[begin Stored data]

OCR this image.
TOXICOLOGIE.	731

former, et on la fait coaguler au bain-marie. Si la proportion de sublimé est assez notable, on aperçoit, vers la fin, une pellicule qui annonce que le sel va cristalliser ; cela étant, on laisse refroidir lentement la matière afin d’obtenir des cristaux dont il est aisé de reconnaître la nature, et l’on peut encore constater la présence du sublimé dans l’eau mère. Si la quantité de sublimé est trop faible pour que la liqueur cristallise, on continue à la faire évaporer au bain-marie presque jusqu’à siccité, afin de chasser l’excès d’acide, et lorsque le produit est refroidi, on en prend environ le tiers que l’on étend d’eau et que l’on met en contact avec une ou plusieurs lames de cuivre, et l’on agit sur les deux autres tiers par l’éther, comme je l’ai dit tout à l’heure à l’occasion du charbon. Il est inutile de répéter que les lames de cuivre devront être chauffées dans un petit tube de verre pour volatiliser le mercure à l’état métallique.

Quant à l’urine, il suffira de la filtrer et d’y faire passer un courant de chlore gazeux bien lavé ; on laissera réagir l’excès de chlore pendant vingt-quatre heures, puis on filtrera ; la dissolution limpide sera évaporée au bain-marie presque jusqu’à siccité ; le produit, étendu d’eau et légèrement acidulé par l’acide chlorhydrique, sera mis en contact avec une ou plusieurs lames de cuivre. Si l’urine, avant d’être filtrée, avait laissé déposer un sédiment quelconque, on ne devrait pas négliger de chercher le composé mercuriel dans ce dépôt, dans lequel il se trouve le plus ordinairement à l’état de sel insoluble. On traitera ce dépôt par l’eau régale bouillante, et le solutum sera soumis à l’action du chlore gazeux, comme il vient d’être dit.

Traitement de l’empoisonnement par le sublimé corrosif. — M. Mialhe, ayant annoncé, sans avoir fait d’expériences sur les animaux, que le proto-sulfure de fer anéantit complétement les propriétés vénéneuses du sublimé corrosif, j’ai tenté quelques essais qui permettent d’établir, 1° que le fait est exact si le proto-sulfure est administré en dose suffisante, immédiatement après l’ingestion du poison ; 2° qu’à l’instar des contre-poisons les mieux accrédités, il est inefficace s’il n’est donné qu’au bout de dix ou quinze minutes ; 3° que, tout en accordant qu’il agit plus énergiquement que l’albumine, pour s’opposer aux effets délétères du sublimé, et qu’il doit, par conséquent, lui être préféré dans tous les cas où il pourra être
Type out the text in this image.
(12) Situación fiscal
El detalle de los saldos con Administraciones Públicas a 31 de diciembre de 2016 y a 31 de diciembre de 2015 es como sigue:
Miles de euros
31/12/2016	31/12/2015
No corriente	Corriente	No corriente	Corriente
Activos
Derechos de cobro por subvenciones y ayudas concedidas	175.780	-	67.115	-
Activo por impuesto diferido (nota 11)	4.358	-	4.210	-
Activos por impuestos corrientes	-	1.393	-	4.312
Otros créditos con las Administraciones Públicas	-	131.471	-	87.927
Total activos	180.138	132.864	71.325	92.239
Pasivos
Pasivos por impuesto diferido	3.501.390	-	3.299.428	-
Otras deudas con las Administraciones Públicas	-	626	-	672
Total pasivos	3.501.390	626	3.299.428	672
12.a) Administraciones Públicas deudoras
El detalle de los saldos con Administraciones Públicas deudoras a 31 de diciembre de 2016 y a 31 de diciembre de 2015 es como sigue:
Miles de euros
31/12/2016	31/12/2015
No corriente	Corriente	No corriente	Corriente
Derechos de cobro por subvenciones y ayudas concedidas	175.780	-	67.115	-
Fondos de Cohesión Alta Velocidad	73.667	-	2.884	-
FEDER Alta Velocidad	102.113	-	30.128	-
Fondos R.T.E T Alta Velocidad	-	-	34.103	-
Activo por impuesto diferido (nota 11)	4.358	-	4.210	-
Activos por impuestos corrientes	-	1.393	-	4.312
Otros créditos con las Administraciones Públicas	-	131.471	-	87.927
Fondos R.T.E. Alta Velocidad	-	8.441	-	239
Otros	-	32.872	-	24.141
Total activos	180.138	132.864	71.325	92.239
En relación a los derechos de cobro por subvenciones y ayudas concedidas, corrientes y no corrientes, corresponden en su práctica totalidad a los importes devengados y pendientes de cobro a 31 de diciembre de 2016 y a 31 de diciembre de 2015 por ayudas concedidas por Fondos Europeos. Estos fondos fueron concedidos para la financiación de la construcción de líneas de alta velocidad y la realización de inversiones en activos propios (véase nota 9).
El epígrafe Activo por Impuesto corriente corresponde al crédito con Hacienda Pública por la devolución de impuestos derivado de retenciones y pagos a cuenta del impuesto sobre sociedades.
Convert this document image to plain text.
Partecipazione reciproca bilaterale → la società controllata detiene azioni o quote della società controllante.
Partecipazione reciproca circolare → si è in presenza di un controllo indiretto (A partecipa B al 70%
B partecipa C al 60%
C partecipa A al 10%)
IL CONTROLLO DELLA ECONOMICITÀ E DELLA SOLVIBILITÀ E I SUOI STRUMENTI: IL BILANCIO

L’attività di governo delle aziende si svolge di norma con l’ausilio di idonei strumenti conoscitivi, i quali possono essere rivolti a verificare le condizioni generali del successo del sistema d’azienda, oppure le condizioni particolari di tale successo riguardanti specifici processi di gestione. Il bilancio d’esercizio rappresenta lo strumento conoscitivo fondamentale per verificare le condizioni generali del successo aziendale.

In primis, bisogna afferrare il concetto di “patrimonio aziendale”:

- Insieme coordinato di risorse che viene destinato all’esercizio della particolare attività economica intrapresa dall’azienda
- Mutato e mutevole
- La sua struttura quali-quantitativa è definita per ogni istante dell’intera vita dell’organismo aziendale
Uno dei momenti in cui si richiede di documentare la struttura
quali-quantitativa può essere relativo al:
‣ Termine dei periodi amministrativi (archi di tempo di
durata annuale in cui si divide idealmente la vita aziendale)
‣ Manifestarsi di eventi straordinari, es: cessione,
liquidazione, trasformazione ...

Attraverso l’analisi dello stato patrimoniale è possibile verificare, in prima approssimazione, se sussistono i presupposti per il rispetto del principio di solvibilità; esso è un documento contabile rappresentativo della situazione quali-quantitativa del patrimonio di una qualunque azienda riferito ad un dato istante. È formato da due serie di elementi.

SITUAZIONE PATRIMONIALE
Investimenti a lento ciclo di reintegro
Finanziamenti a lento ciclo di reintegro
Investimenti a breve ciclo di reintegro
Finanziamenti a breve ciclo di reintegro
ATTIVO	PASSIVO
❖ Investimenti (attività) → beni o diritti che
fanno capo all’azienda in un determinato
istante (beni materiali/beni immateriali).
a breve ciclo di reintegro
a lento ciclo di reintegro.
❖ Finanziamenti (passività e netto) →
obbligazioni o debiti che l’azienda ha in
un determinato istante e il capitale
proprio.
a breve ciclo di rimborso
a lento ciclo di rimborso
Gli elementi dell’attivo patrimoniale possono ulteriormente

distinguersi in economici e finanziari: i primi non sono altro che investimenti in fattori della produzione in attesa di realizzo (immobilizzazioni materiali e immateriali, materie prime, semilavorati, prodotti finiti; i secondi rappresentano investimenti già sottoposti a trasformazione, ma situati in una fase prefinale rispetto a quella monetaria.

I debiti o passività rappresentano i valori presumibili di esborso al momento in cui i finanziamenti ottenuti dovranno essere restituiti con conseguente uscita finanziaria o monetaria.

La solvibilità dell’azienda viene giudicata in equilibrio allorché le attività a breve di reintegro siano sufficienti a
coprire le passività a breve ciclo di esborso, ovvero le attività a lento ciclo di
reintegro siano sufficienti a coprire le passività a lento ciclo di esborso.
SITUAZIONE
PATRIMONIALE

[end Stored data]

Set task >>
Give a word-for-word copy of the records.

Written reply >>
OCR this image.
TOXICOLOGIE.	731

former, et on la fait coaguler au bain-marie. Si la proportion de sublimé est assez notable, on aperçoit, vers la fin, une pellicule qui annonce que le sel va cristalliser ; cela étant, on laisse refroidir lentement la matière afin d’obtenir des cristaux dont il est aisé de reconnaître la nature, et l’on peut encore constater la présence du sublimé dans l’eau mère. Si la quantité de sublimé est trop faible pour que la liqueur cristallise, on continue à la faire évaporer au bain-marie presque jusqu’à siccité, afin de chasser l’excès d’acide, et lorsque le produit est refroidi, on en prend environ le tiers que l’on étend d’eau et que l’on met en contact avec une ou plusieurs lames de cuivre, et l’on agit sur les deux autres tiers par l’éther, comme je l’ai dit tout à l’heure à l’occasion du charbon. Il est inutile de répéter que les lames de cuivre devront être chauffées dans un petit tube de verre pour volatiliser le mercure à l’état métallique.

Quant à l’urine, il suffira de la filtrer et d’y faire passer un courant de chlore gazeux bien lavé ; on laissera réagir l’excès de chlore pendant vingt-quatre heures, puis on filtrera ; la dissolution limpide sera évaporée au bain-marie presque jusqu’à siccité ; le produit, étendu d’eau et légèrement acidulé par l’acide chlorhydrique, sera mis en contact avec une ou plusieurs lames de cuivre. Si l’urine, avant d’être filtrée, avait laissé déposer un sédiment quelconque, on ne devrait pas négliger de chercher le composé mercuriel dans ce dépôt, dans lequel il se trouve le plus ordinairement à l’état de sel insoluble. On traitera ce dépôt par l’eau régale bouillante, et le solutum sera soumis à l’action du chlore gazeux, comme il vient d’être dit.

Traitement de l’empoisonnement par le sublimé corrosif. — M. Mialhe, ayant annoncé, sans avoir fait d’expériences sur les animaux, que le proto-sulfure de fer anéantit complétement les propriétés vénéneuses du sublimé corrosif, j’ai tenté quelques essais qui permettent d’établir, 1° que le fait est exact si le proto-sulfure est administré en dose suffisante, immédiatement après l’ingestion du poison ; 2° qu’à l’instar des contre-poisons les mieux accrédités, il est inefficace s’il n’est donné qu’au bout de dix ou quinze minutes ; 3° que, tout en accordant qu’il agit plus énergiquement que l’albumine, pour s’opposer aux effets délétères du sublimé, et qu’il doit, par conséquent, lui être préféré dans tous les cas où il pourra être
Type out the text in this image.
(12) Situación fiscal
El detalle de los saldos con Administraciones Públicas a 31 de diciembre de 2016 y a 31 de diciembre de 2015 es como sigue:
Miles de euros
31/12/2016	31/12/2015
No corriente	Corriente	No corriente	Corriente
Activos
Derechos de cobro por subvenciones y ayudas concedidas	175.780	-	67.115	-
Activo por impuesto diferido (nota 11)	4.358	-	4.210	-
Activos por impuestos corrientes	-	1.393	-	4.312
Otros créditos con las Administraciones Públicas	-	131.471	-	87.927
Total activos	180.138	132.864	71.325	92.239
Pasivos
Pasivos por impuesto diferido	3.501.390	-	3.299.428	-
Otras deudas con las Administraciones Públicas	-	626	-	672
Total pasivos	3.501.390	626	3.299.428	672
12.a) Administraciones Públicas deudoras
El detalle de los saldos con Administraciones Públicas deudoras a 31 de diciembre de 2016 y a 31 de diciembre de 2015 es como sigue:
Miles de euros
31/12/2016	31/12/2015
No corriente	Corriente	No corriente	Corriente
Derechos de cobro por subvenciones y ayudas concedidas	175.780	-	67.115	-
Fondos de Cohesión Alta Velocidad	73.667	-	2.884	-
FEDER Alta Velocidad	102.113	-	30.128	-
Fondos R.T.E T Alta Velocidad	-	-	34.103	-
Activo por impuesto diferido (nota 11)	4.358	-	4.210	-
Activos por impuestos corrientes	-	1.393	-	4.312
Otros créditos con las Administraciones Públicas	-	131.471	-	87.927
Fondos R.T.E. Alta Velocidad	-	8.441	-	239
Otros	-	32.872	-	24.141
Total activos	180.138	132.864	71.325	92.239
En relación a los derechos de cobro por subvenciones y ayudas concedidas, corrientes y no corrientes, corresponden en su práctica totalidad a los importes devengados y pendientes de cobro a 31 de diciembre de 2016 y a 31 de diciembre de 2015 por ayudas concedidas por Fondos Europeos. Estos fondos fueron concedidos para la financiación de la construcción de líneas de alta velocidad y la realización de inversiones en activos propios (véase nota 9).
El epígrafe Activo por Impuesto corriente corresponde al crédito con Hacienda Pública por la devolución de impuestos derivado de retenciones y pagos a cuenta del impuesto sobre sociedades.
Convert this document image to plain text.
Partecipazione reciproca bilaterale → la società controllata detiene azioni o quote della società controllante.
Partecipazione reciproca circolare → si è in presenza di un controllo indiretto (A partecipa B al 70%
B partecipa C al 60%
C partecipa A al 10%)
IL CONTROLLO DELLA ECONOMICITÀ E DELLA SOLVIBILITÀ E I SUOI STRUMENTI: IL BILANCIO

L’attività di governo delle aziende si svolge di norma con l’ausilio di idonei strumenti conoscitivi, i quali possono essere rivolti a verificare le condizioni generali del successo del sistema d’azienda, oppure le condizioni particolari di tale successo riguardanti specifici processi di gestione. Il bilancio d’esercizio rappresenta lo strumento conoscitivo fondamentale per verificare le condizioni generali del successo aziendale.

In primis, bisogna afferrare il concetto di “patrimonio aziendale”:

- Insieme coordinato di risorse che viene destinato all’esercizio della particolare attività economica intrapresa dall’azienda
- Mutato e mutevole
- La sua struttura quali-quantitativa è definita per ogni istante dell’intera vita dell’organismo aziendale
Uno dei momenti in cui si richiede di documentare la struttura
quali-quantitativa può essere relativo al:
‣ Termine dei periodi amministrativi (archi di tempo di
durata annuale in cui si divide idealmente la vita aziendale)
‣ Manifestarsi di eventi straordinari, es: cessione,
liquidazione, trasformazione ...

Attraverso l’analisi dello stato patrimoniale è possibile verificare, in prima approssimazione, se sussistono i presupposti per il rispetto del principio di solvibilità; esso è un documento contabile rappresentativo della situazione quali-quantitativa del patrimonio di una qualunque azienda riferito ad un dato istante. È formato da due serie di elementi.

SITUAZIONE PATRIMONIALE
Investimenti a lento ciclo di reintegro
Finanziamenti a lento ciclo di reintegro
Investimenti a breve ciclo di reintegro
Finanziamenti a breve ciclo di reintegro
ATTIVO	PASSIVO
❖ Investimenti (attività) → beni o diritti che
fanno capo all’azienda in un determinato
istante (beni materiali/beni immateriali).
a breve ciclo di reintegro
a lento ciclo di reintegro.
❖ Finanziamenti (passività e netto) →
obbligazioni o debiti che l’azienda ha in
un determinato istante e il capitale
proprio.
a breve ciclo di rimborso
a lento ciclo di rimborso
Gli elementi dell’attivo patrimoniale possono ulteriormente

distinguersi in economici e finanziari: i primi non sono altro che investimenti in fattori della produzione in attesa di realizzo (immobilizzazioni materiali e immateriali, materie prime, semilavorati, prodotti finiti; i secondi rappresentano investimenti già sottoposti a trasformazione, ma situati in una fase prefinale rispetto a quella monetaria.

I debiti o passività rappresentano i valori presumibili di esborso al momento in cui i finanziamenti ottenuti dovranno essere restituiti con conseguente uscita finanziaria o monetaria.

La solvibilità dell’azienda viene giudicata in equilibrio allorché le attività a breve di reintegro siano sufficienti a
coprire le passività a breve ciclo di esborso, ovvero le attività a lento ciclo di
reintegro siano sufficienti a coprire le passività a lento ciclo di esborso.
SITUAZIONE
PATRIMONIALE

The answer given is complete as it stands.